**DESCRIPTION OF THE TASK**
List, from the lines below, each one with "oneself" in it.

**DATA EXTRACT**

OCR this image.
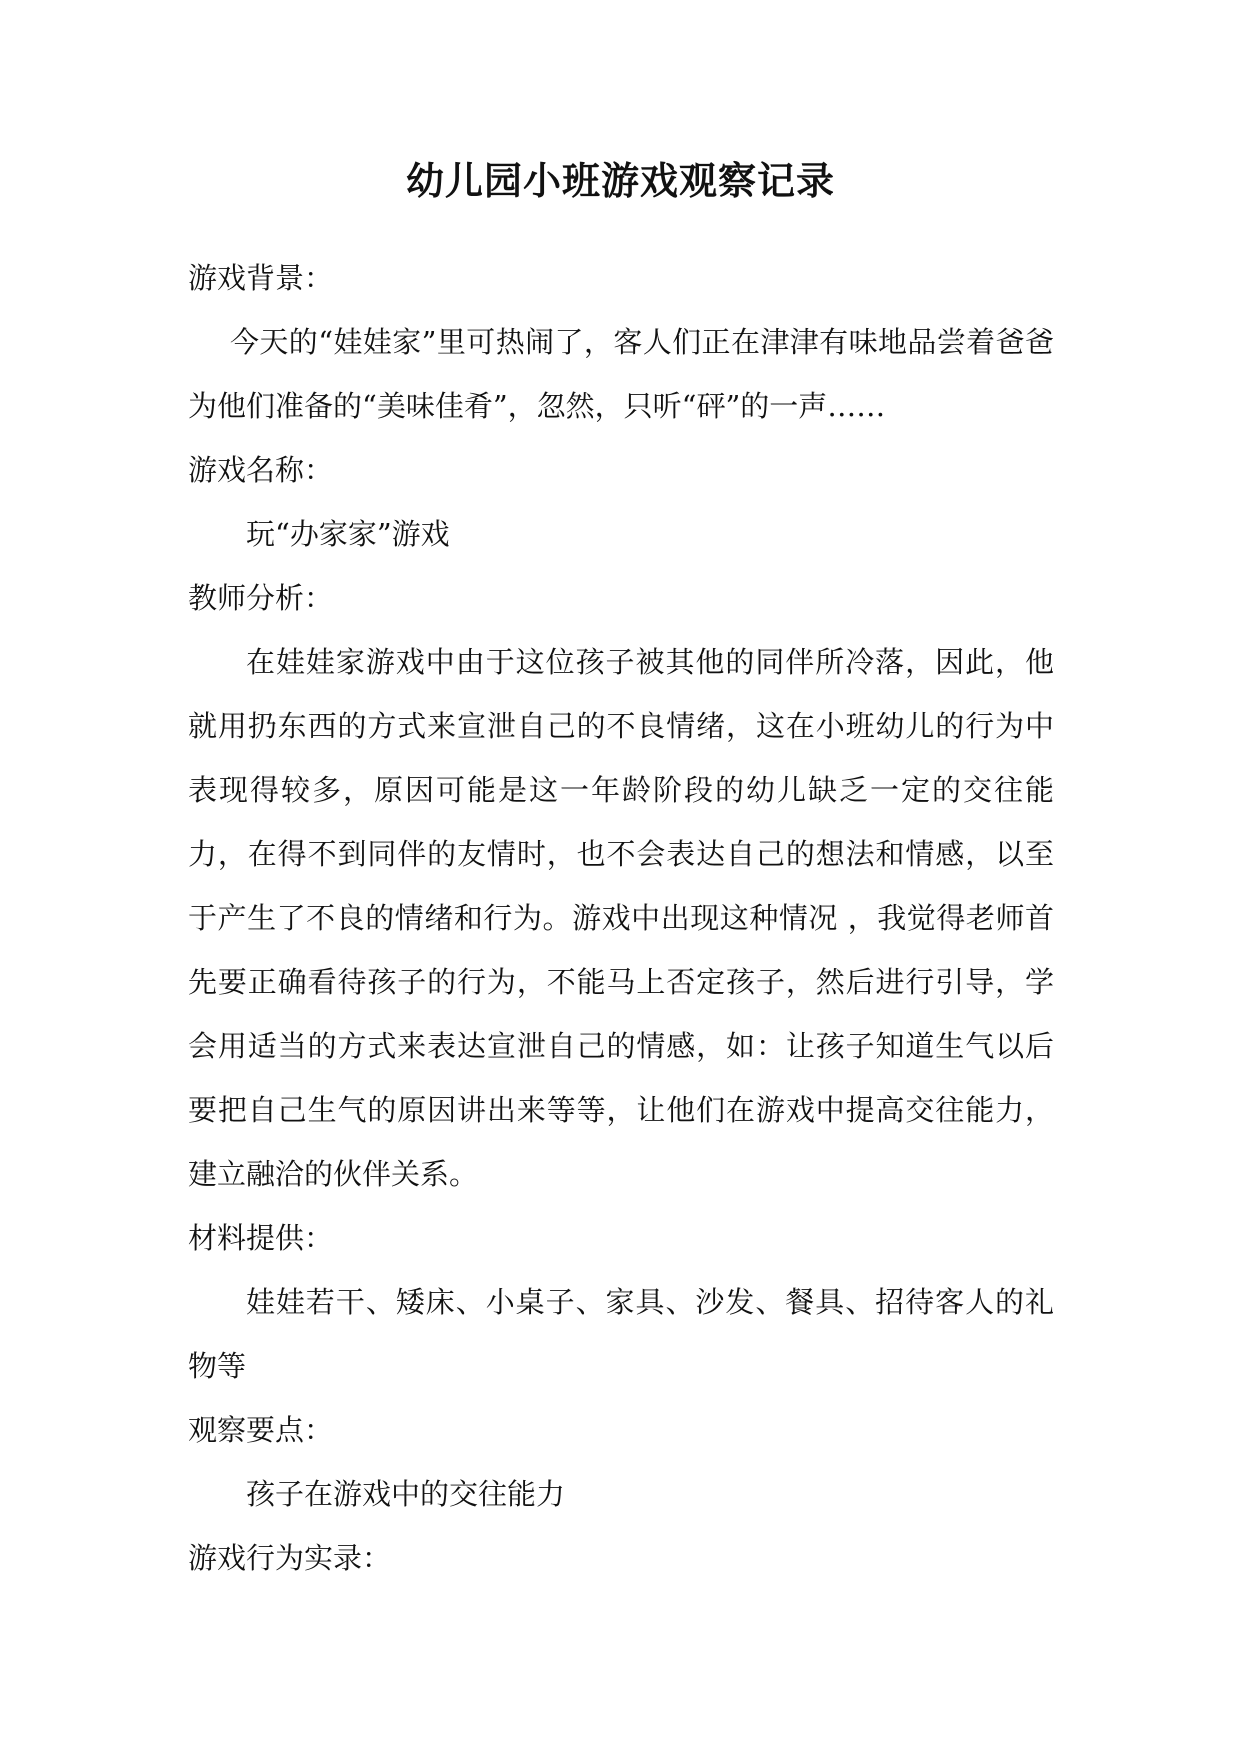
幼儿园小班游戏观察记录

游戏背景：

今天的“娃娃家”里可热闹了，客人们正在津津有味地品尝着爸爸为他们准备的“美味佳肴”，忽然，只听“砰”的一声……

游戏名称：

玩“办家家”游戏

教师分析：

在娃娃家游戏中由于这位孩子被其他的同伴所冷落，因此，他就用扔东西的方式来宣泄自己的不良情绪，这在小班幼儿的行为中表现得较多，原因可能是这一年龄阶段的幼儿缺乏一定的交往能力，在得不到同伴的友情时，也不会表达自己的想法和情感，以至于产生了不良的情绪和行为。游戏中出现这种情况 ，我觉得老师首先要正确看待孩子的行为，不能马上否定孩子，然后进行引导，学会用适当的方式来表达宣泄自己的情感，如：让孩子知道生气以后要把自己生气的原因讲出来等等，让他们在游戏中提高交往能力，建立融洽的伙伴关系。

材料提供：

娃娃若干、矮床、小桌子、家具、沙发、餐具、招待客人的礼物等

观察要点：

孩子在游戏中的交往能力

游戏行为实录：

---

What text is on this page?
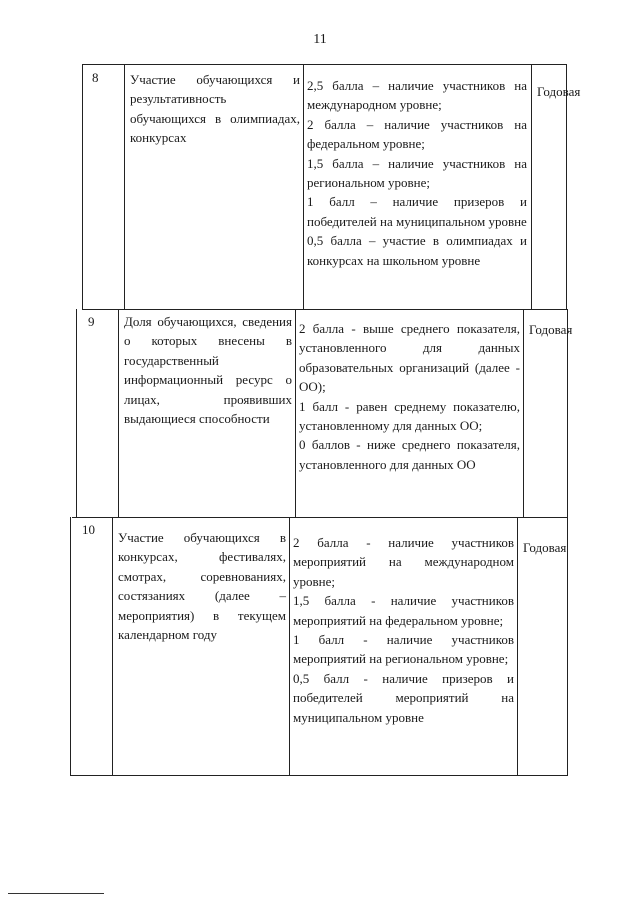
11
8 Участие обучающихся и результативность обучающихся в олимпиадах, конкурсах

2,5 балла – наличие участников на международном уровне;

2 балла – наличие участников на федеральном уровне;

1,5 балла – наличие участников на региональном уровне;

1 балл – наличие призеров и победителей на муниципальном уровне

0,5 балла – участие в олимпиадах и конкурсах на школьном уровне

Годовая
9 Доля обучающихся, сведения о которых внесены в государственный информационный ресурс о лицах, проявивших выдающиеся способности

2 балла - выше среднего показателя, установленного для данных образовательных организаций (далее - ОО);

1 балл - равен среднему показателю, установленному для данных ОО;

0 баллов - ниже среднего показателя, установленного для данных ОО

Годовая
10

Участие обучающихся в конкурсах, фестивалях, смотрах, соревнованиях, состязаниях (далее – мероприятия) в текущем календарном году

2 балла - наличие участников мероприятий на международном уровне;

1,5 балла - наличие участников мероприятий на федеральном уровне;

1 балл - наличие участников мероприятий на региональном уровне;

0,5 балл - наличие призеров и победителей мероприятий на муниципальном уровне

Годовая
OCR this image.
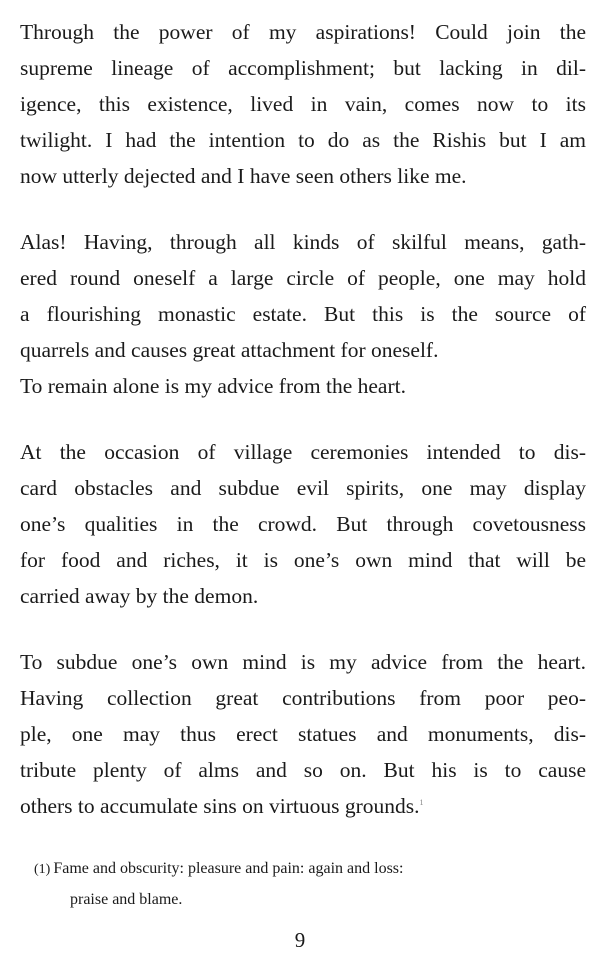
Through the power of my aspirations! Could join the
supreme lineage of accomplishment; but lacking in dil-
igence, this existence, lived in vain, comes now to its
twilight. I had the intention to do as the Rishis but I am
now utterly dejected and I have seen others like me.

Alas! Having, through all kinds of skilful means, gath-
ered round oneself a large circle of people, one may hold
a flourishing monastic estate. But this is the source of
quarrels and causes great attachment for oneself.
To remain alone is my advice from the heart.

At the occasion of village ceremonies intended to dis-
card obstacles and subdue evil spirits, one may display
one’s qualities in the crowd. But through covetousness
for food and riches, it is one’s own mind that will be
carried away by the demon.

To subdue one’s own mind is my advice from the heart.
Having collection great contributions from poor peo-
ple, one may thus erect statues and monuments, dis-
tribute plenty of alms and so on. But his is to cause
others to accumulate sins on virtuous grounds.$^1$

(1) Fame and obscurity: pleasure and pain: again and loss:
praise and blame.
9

--

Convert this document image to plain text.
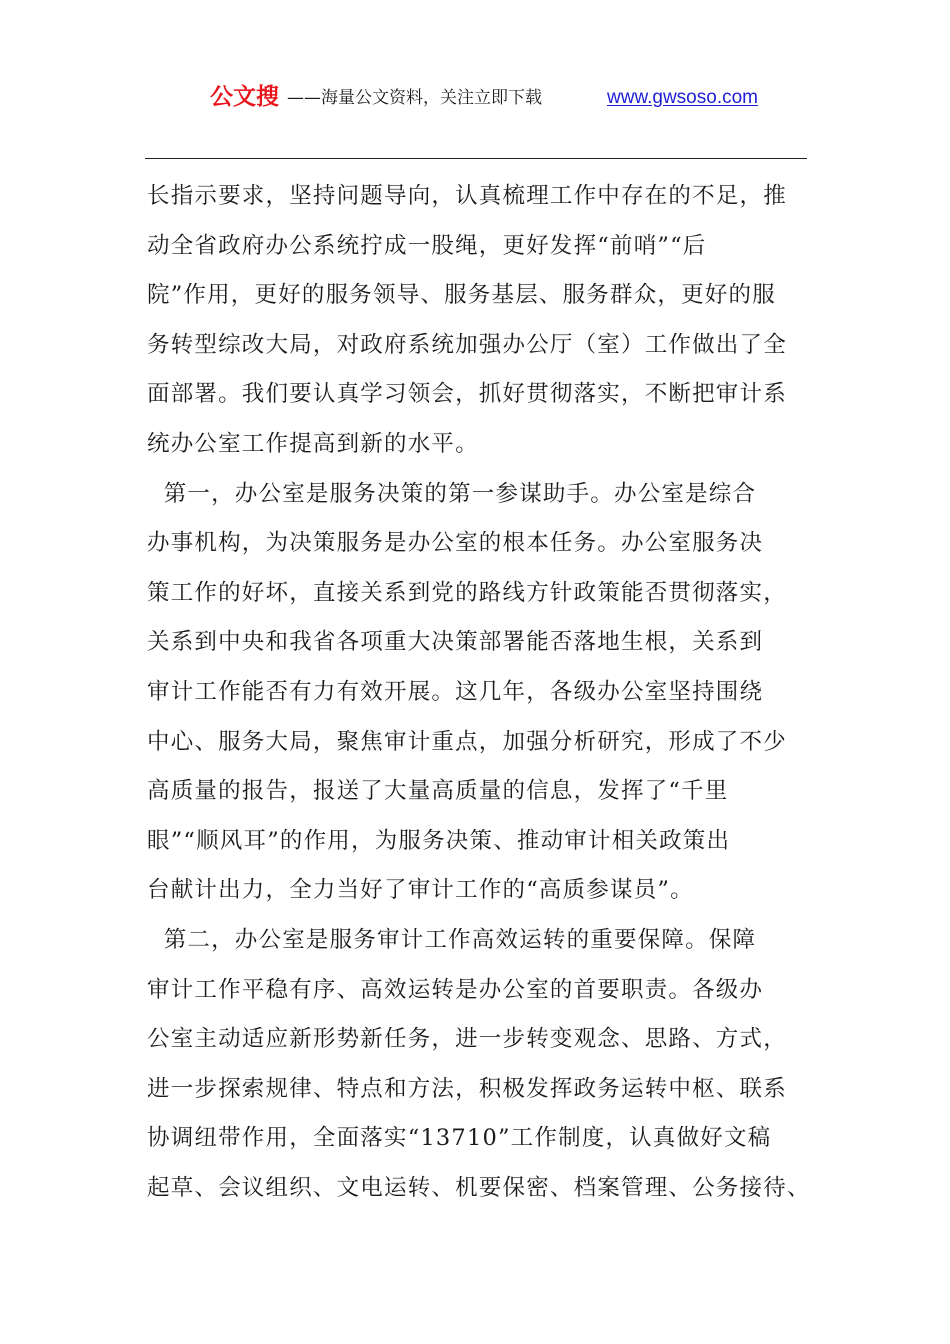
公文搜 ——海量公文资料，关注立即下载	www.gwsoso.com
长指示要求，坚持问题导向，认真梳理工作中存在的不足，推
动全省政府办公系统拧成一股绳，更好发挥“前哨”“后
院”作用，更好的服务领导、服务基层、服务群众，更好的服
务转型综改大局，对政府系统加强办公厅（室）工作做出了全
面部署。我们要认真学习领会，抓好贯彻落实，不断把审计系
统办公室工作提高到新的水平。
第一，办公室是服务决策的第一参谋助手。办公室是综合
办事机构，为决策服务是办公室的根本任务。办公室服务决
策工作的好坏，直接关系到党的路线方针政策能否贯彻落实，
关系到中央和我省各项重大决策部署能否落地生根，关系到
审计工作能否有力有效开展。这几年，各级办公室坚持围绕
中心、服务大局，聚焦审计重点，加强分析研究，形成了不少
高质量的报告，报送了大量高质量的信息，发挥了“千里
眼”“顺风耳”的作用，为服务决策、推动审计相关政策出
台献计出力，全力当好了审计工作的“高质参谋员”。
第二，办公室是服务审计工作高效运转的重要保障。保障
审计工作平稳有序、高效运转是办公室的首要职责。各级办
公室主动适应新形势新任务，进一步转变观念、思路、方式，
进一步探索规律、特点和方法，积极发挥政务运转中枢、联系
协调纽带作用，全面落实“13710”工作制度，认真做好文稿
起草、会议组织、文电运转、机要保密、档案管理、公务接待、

**RESPONSE FOR THIS EXERCISE**
ered round oneself a large circle of people, one may hold
quarrels and causes great attachment for oneself.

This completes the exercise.